» **Exercise brief**:
Restate the whole listing word for word. Pictures are left out.

Some records
════

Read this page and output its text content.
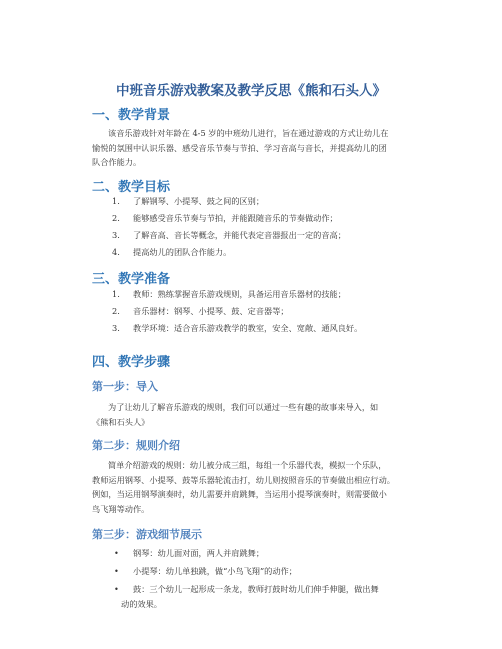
中班音乐游戏教案及教学反思《熊和石头人》
一、教学背景
该音乐游戏针对年龄在 4-5 岁的中班幼儿进行，旨在通过游戏的方式让幼儿在
愉悦的氛围中认识乐器、感受音乐节奏与节拍、学习音高与音长，并提高幼儿的团
队合作能力。
二、教学目标
1. 了解钢琴、小提琴、鼓之间的区别；
2. 能够感受音乐节奏与节拍，并能跟随音乐的节奏做动作；
3. 了解音高、音长等概念，并能代表定音器报出一定的音高；
4. 提高幼儿的团队合作能力。
三、教学准备
1. 教师：熟练掌握音乐游戏规则，具备运用音乐器材的技能；
2. 音乐器材：钢琴、小提琴、鼓、定音器等；
3. 教学环境：适合音乐游戏教学的教室，安全、宽敞、通风良好。
四、教学步骤
第一步：导入
为了让幼儿了解音乐游戏的规则，我们可以通过一些有趣的故事来导入，如
《熊和石头人》
第二步：规则介绍
简单介绍游戏的规则：幼儿被分成三组，每组一个乐器代表，模拟一个乐队，
教师运用钢琴、小提琴、鼓等乐器轮流击打，幼儿则按照音乐的节奏做出相应行动。
例如，当运用钢琴演奏时，幼儿需要并肩跳舞，当运用小提琴演奏时，则需要做小
鸟飞翔等动作。
第三步：游戏细节展示
• 钢琴：幼儿面对面，两人并肩跳舞；
• 小提琴：幼儿单独跳，做“小鸟飞翔”的动作；
• 鼓：三个幼儿一起形成一条龙，教师打鼓时幼儿们伸手伸腿，做出舞
动的效果。
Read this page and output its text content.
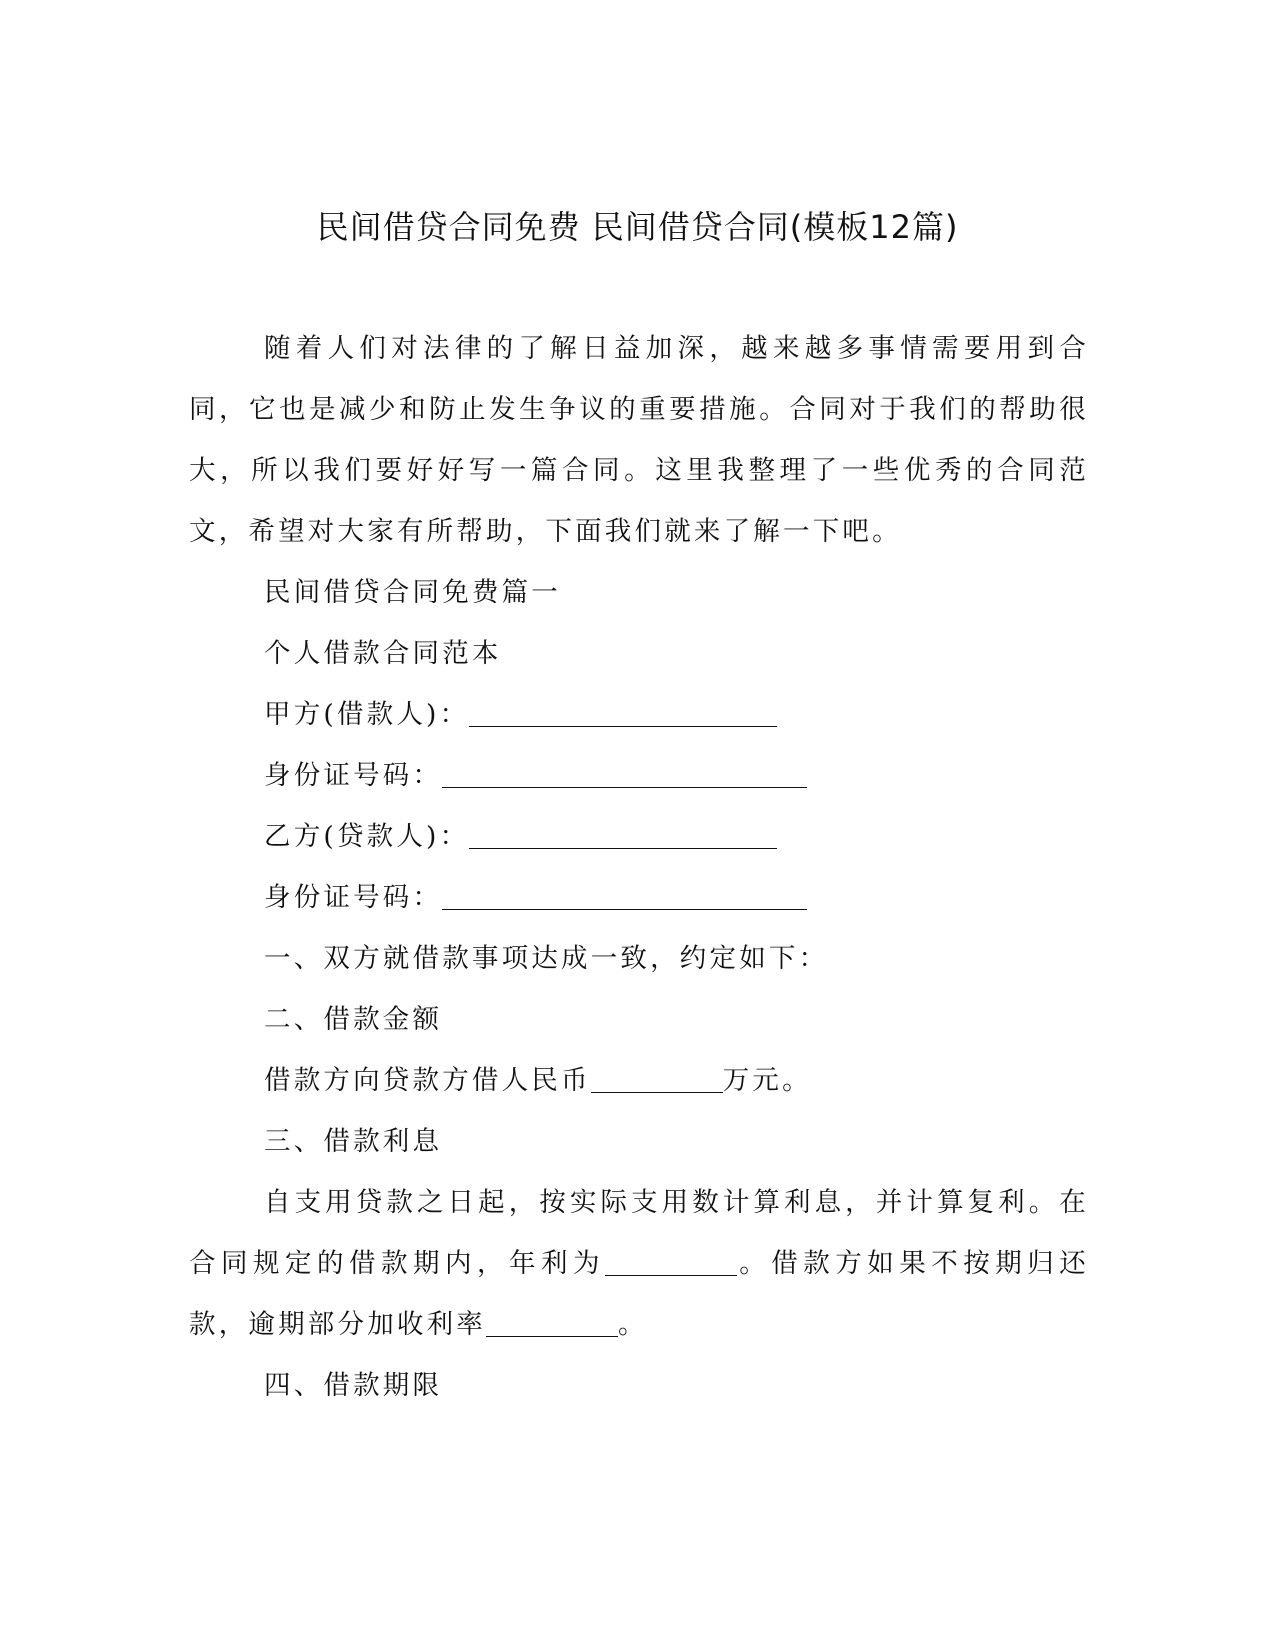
民间借贷合同免费 民间借贷合同(模板12篇)

随着人们对法律的了解日益加深，越来越多事情需要用到合同，它也是减少和防止发生争议的重要措施。合同对于我们的帮助很大，所以我们要好好写一篇合同。这里我整理了一些优秀的合同范文，希望对大家有所帮助，下面我们就来了解一下吧。

民间借贷合同免费篇一

个人借款合同范本

甲方(借款人)：

身份证号码：

乙方(贷款人)：

身份证号码：

一、双方就借款事项达成一致，约定如下：

二、借款金额

借款方向贷款方借人民币	万元。

三、借款利息

自支用贷款之日起，按实际支用数计算利息，并计算复利。在合同规定的借款期内，年利为	。借款方如果不按期归还款，逾期部分加收利率	。

四、借款期限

════

» **Answer below**:
Read this page and output its text content.
中班音乐游戏教案及教学反思《熊和石头人》
一、教学背景
该音乐游戏针对年龄在 4-5 岁的中班幼儿进行，旨在通过游戏的方式让幼儿在
愉悦的氛围中认识乐器、感受音乐节奏与节拍、学习音高与音长，并提高幼儿的团
队合作能力。
二、教学目标
1. 了解钢琴、小提琴、鼓之间的区别；
2. 能够感受音乐节奏与节拍，并能跟随音乐的节奏做动作；
3. 了解音高、音长等概念，并能代表定音器报出一定的音高；
4. 提高幼儿的团队合作能力。
三、教学准备
1. 教师：熟练掌握音乐游戏规则，具备运用音乐器材的技能；
2. 音乐器材：钢琴、小提琴、鼓、定音器等；
3. 教学环境：适合音乐游戏教学的教室，安全、宽敞、通风良好。
四、教学步骤
第一步：导入
为了让幼儿了解音乐游戏的规则，我们可以通过一些有趣的故事来导入，如
《熊和石头人》
第二步：规则介绍
简单介绍游戏的规则：幼儿被分成三组，每组一个乐器代表，模拟一个乐队，
教师运用钢琴、小提琴、鼓等乐器轮流击打，幼儿则按照音乐的节奏做出相应行动。
例如，当运用钢琴演奏时，幼儿需要并肩跳舞，当运用小提琴演奏时，则需要做小
鸟飞翔等动作。
第三步：游戏细节展示
• 钢琴：幼儿面对面，两人并肩跳舞；
• 小提琴：幼儿单独跳，做“小鸟飞翔”的动作；
• 鼓：三个幼儿一起形成一条龙，教师打鼓时幼儿们伸手伸腿，做出舞
动的效果。
Read this page and output its text content.
民间借贷合同免费 民间借贷合同(模板12篇)

随着人们对法律的了解日益加深，越来越多事情需要用到合同，它也是减少和防止发生争议的重要措施。合同对于我们的帮助很大，所以我们要好好写一篇合同。这里我整理了一些优秀的合同范文，希望对大家有所帮助，下面我们就来了解一下吧。

民间借贷合同免费篇一

个人借款合同范本

甲方(借款人)：

身份证号码：

乙方(贷款人)：

身份证号码：

一、双方就借款事项达成一致，约定如下：

二、借款金额

借款方向贷款方借人民币	万元。

三、借款利息

自支用贷款之日起，按实际支用数计算利息，并计算复利。在合同规定的借款期内，年利为	。借款方如果不按期归还款，逾期部分加收利率	。

四、借款期限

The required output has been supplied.